Prompt: Pull every line of the entries that has the word "Carolina".

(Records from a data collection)
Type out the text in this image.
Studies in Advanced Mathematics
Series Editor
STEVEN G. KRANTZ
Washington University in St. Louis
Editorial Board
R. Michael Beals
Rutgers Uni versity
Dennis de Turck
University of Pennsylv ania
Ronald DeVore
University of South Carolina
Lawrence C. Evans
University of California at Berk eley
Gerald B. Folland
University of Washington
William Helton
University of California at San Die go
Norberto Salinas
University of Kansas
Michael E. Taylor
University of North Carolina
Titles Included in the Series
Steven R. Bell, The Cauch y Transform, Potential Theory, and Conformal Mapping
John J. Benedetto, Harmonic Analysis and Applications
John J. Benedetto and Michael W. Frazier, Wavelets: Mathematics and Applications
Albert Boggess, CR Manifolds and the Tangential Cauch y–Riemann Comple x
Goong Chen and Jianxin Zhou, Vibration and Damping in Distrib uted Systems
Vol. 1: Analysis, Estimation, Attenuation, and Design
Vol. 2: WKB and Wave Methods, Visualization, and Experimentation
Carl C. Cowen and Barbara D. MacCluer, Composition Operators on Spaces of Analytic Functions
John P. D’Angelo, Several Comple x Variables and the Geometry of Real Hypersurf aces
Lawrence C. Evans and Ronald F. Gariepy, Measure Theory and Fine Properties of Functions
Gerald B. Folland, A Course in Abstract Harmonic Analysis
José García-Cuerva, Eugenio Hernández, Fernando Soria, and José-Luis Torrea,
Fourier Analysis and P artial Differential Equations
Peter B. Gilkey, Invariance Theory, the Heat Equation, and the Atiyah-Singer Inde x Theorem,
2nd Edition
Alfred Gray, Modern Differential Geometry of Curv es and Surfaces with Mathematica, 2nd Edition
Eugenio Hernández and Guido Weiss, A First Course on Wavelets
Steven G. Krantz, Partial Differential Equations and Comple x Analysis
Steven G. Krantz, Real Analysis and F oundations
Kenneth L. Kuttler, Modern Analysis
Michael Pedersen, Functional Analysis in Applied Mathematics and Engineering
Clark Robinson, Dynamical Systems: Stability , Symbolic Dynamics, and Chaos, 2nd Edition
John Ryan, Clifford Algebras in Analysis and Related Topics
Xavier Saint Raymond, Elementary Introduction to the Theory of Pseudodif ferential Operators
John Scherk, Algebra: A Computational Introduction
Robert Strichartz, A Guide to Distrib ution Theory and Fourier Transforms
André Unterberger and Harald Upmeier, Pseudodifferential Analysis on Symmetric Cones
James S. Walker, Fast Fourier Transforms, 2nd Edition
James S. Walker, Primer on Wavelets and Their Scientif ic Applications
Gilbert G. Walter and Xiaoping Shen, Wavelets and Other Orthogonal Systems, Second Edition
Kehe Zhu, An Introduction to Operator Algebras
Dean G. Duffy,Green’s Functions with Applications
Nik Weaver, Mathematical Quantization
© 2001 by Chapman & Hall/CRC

The solution:
University of South Carolina
University of North Carolina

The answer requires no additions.